* Begin Records to use *
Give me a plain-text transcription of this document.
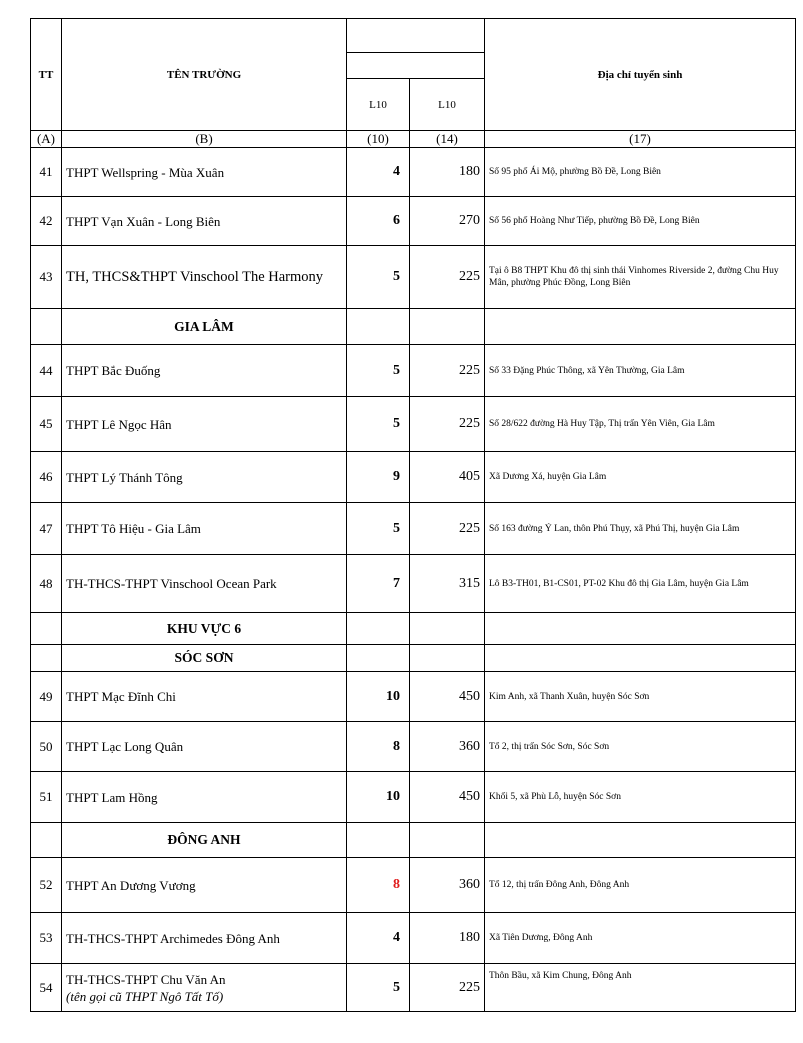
TT	TÊN TRƯỜNG			Địa chỉ tuyển sinh

		L10	L10	
(A)	(B)	(10)	(14)	(17)
41	THPT Wellspring - Mùa Xuân	4	180	Số 95 phố Ái Mộ, phường Bồ Đề, Long Biên
42	THPT Vạn Xuân - Long Biên	6	270	Số 56 phố Hoàng Như Tiếp, phường Bồ Đề, Long Biên
43	TH, THCS&THPT Vinschool The Harmony	5	225	Tại ô B8 THPT Khu đô thị sinh thái Vinhomes Riverside 2, đường Chu Huy Mân, phường Phúc Đồng, Long Biên
	GIA LÂM			
44	THPT Bắc Đuống	5	225	Số 33 Đặng Phúc Thông, xã Yên Thường, Gia Lâm
45	THPT Lê Ngọc Hân	5	225	Số 28/622 đường Hà Huy Tập, Thị trấn Yên Viên, Gia Lâm
46	THPT Lý Thánh Tông	9	405	Xã Dương Xá, huyện Gia Lâm
47	THPT Tô Hiệu - Gia Lâm	5	225	Số 163 đường Ỷ Lan, thôn Phú Thụy, xã Phú Thị, huyện Gia Lâm
48	TH-THCS-THPT Vinschool Ocean Park	7	315	Lô B3-TH01, B1-CS01, PT-02 Khu đô thị Gia Lâm, huyện Gia Lâm
	KHU VỰC 6			
	SÓC SƠN			
49	THPT Mạc Đĩnh Chi	10	450	Kim Anh, xã Thanh Xuân, huyện Sóc Sơn
50	THPT Lạc Long Quân	8	360	Tổ 2, thị trấn Sóc Sơn, Sóc Sơn
51	THPT Lam Hồng	10	450	Khối 5, xã Phù Lỗ, huyện Sóc Sơn
	ĐÔNG ANH			
52	THPT An Dương Vương	8	360	Tổ 12, thị trấn Đông Anh, Đông Anh
53	TH-THCS-THPT Archimedes Đông Anh	4	180	Xã Tiên Dương, Đông Anh
54	TH-THCS-THPT Chu Văn An
(tên gọi cũ THPT Ngô Tất Tố)	5	225	Thôn Bầu, xã Kim Chung, Đông Anh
* End Records to use *
Without the pictures, print the whole listing exactly as given.

Give me a plain-text transcription of this document.
TT	TÊN TRƯỜNG			Địa chỉ tuyển sinh

		L10	L10	
(A)	(B)	(10)	(14)	(17)
41	THPT Wellspring - Mùa Xuân	4	180	Số 95 phố Ái Mộ, phường Bồ Đề, Long Biên
42	THPT Vạn Xuân - Long Biên	6	270	Số 56 phố Hoàng Như Tiếp, phường Bồ Đề, Long Biên
43	TH, THCS&THPT Vinschool The Harmony	5	225	Tại ô B8 THPT Khu đô thị sinh thái Vinhomes Riverside 2, đường Chu Huy Mân, phường Phúc Đồng, Long Biên
	GIA LÂM			
44	THPT Bắc Đuống	5	225	Số 33 Đặng Phúc Thông, xã Yên Thường, Gia Lâm
45	THPT Lê Ngọc Hân	5	225	Số 28/622 đường Hà Huy Tập, Thị trấn Yên Viên, Gia Lâm
46	THPT Lý Thánh Tông	9	405	Xã Dương Xá, huyện Gia Lâm
47	THPT Tô Hiệu - Gia Lâm	5	225	Số 163 đường Ỷ Lan, thôn Phú Thụy, xã Phú Thị, huyện Gia Lâm
48	TH-THCS-THPT Vinschool Ocean Park	7	315	Lô B3-TH01, B1-CS01, PT-02 Khu đô thị Gia Lâm, huyện Gia Lâm
	KHU VỰC 6			
	SÓC SƠN			
49	THPT Mạc Đĩnh Chi	10	450	Kim Anh, xã Thanh Xuân, huyện Sóc Sơn
50	THPT Lạc Long Quân	8	360	Tổ 2, thị trấn Sóc Sơn, Sóc Sơn
51	THPT Lam Hồng	10	450	Khối 5, xã Phù Lỗ, huyện Sóc Sơn
	ĐÔNG ANH			
52	THPT An Dương Vương	8	360	Tổ 12, thị trấn Đông Anh, Đông Anh
53	TH-THCS-THPT Archimedes Đông Anh	4	180	Xã Tiên Dương, Đông Anh
54	TH-THCS-THPT Chu Văn An
(tên gọi cũ THPT Ngô Tất Tố)	5	225	Thôn Bầu, xã Kim Chung, Đông Anh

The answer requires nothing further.